**SHORT PROBLEM:** Every line of the data must be copied exactly.

**LISTING:**

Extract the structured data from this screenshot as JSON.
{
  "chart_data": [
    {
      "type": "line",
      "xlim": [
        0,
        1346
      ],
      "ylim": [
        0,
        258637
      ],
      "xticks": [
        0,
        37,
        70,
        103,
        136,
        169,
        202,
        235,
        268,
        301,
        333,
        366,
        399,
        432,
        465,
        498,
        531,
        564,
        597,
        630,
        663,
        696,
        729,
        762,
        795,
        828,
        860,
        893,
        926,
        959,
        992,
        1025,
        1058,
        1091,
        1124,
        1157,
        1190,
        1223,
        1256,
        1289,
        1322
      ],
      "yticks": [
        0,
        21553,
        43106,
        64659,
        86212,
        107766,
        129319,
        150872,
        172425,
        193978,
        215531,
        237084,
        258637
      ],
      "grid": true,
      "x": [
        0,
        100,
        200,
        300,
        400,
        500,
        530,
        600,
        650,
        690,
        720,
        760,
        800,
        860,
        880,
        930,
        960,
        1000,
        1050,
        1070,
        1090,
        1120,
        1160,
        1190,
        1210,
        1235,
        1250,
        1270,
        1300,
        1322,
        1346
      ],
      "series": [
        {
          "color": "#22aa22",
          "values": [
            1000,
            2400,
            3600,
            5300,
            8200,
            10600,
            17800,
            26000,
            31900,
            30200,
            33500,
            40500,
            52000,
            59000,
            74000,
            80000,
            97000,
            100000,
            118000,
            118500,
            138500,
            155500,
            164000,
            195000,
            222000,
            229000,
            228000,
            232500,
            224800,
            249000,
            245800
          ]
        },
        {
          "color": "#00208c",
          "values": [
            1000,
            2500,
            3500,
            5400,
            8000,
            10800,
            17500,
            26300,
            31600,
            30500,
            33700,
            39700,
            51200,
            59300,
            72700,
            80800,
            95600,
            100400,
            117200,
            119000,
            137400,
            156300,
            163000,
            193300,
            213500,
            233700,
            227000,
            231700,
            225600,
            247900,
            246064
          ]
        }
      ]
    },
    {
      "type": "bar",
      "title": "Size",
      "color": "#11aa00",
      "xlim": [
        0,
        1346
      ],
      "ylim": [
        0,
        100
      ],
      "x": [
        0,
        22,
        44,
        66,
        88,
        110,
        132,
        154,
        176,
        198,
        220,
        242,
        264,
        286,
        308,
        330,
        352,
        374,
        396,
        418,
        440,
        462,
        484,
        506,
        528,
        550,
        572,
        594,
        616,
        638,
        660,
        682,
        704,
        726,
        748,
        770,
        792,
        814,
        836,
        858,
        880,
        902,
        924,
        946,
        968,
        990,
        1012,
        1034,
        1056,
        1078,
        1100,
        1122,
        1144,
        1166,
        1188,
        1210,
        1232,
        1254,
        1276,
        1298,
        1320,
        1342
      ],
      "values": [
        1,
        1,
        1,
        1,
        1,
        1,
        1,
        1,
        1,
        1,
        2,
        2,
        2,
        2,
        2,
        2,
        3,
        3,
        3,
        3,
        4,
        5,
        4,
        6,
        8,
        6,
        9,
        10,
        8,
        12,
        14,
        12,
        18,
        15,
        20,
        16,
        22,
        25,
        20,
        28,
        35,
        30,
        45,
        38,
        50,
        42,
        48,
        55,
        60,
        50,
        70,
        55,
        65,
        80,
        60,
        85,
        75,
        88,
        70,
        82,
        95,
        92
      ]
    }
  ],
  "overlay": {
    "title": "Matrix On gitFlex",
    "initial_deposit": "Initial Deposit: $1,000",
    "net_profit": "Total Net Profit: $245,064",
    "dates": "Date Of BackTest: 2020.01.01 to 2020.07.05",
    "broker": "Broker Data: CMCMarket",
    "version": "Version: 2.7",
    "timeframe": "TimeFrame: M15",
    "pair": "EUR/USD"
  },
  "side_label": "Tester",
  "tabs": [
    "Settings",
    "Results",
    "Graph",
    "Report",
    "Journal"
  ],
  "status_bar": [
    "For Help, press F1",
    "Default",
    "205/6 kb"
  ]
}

**SOLUTION FOR THIS EXERCISE:**
Extract the structured data from this screenshot as JSON.
{
  "chart_data": [
    {
      "type": "line",
      "xlim": [
        0,
        1346
      ],
      "ylim": [
        0,
        258637
      ],
      "xticks": [
        0,
        37,
        70,
        103,
        136,
        169,
        202,
        235,
        268,
        301,
        333,
        366,
        399,
        432,
        465,
        498,
        531,
        564,
        597,
        630,
        663,
        696,
        729,
        762,
        795,
        828,
        860,
        893,
        926,
        959,
        992,
        1025,
        1058,
        1091,
        1124,
        1157,
        1190,
        1223,
        1256,
        1289,
        1322
      ],
      "yticks": [
        0,
        21553,
        43106,
        64659,
        86212,
        107766,
        129319,
        150872,
        172425,
        193978,
        215531,
        237084,
        258637
      ],
      "grid": true,
      "x": [
        0,
        100,
        200,
        300,
        400,
        500,
        530,
        600,
        650,
        690,
        720,
        760,
        800,
        860,
        880,
        930,
        960,
        1000,
        1050,
        1070,
        1090,
        1120,
        1160,
        1190,
        1210,
        1235,
        1250,
        1270,
        1300,
        1322,
        1346
      ],
      "series": [
        {
          "color": "#22aa22",
          "values": [
            1000,
            2400,
            3600,
            5300,
            8200,
            10600,
            17800,
            26000,
            31900,
            30200,
            33500,
            40500,
            52000,
            59000,
            74000,
            80000,
            97000,
            100000,
            118000,
            118500,
            138500,
            155500,
            164000,
            195000,
            222000,
            229000,
            228000,
            232500,
            224800,
            249000,
            245800
          ]
        },
        {
          "color": "#00208c",
          "values": [
            1000,
            2500,
            3500,
            5400,
            8000,
            10800,
            17500,
            26300,
            31600,
            30500,
            33700,
            39700,
            51200,
            59300,
            72700,
            80800,
            95600,
            100400,
            117200,
            119000,
            137400,
            156300,
            163000,
            193300,
            213500,
            233700,
            227000,
            231700,
            225600,
            247900,
            246064
          ]
        }
      ]
    },
    {
      "type": "bar",
      "title": "Size",
      "color": "#11aa00",
      "xlim": [
        0,
        1346
      ],
      "ylim": [
        0,
        100
      ],
      "x": [
        0,
        22,
        44,
        66,
        88,
        110,
        132,
        154,
        176,
        198,
        220,
        242,
        264,
        286,
        308,
        330,
        352,
        374,
        396,
        418,
        440,
        462,
        484,
        506,
        528,
        550,
        572,
        594,
        616,
        638,
        660,
        682,
        704,
        726,
        748,
        770,
        792,
        814,
        836,
        858,
        880,
        902,
        924,
        946,
        968,
        990,
        1012,
        1034,
        1056,
        1078,
        1100,
        1122,
        1144,
        1166,
        1188,
        1210,
        1232,
        1254,
        1276,
        1298,
        1320,
        1342
      ],
      "values": [
        1,
        1,
        1,
        1,
        1,
        1,
        1,
        1,
        1,
        1,
        2,
        2,
        2,
        2,
        2,
        2,
        3,
        3,
        3,
        3,
        4,
        5,
        4,
        6,
        8,
        6,
        9,
        10,
        8,
        12,
        14,
        12,
        18,
        15,
        20,
        16,
        22,
        25,
        20,
        28,
        35,
        30,
        45,
        38,
        50,
        42,
        48,
        55,
        60,
        50,
        70,
        55,
        65,
        80,
        60,
        85,
        75,
        88,
        70,
        82,
        95,
        92
      ]
    }
  ],
  "overlay": {
    "title": "Matrix On gitFlex",
    "initial_deposit": "Initial Deposit: $1,000",
    "net_profit": "Total Net Profit: $245,064",
    "dates": "Date Of BackTest: 2020.01.01 to 2020.07.05",
    "broker": "Broker Data: CMCMarket",
    "version": "Version: 2.7",
    "timeframe": "TimeFrame: M15",
    "pair": "EUR/USD"
  },
  "side_label": "Tester",
  "tabs": [
    "Settings",
    "Results",
    "Graph",
    "Report",
    "Journal"
  ],
  "status_bar": [
    "For Help, press F1",
    "Default",
    "205/6 kb"
  ]
}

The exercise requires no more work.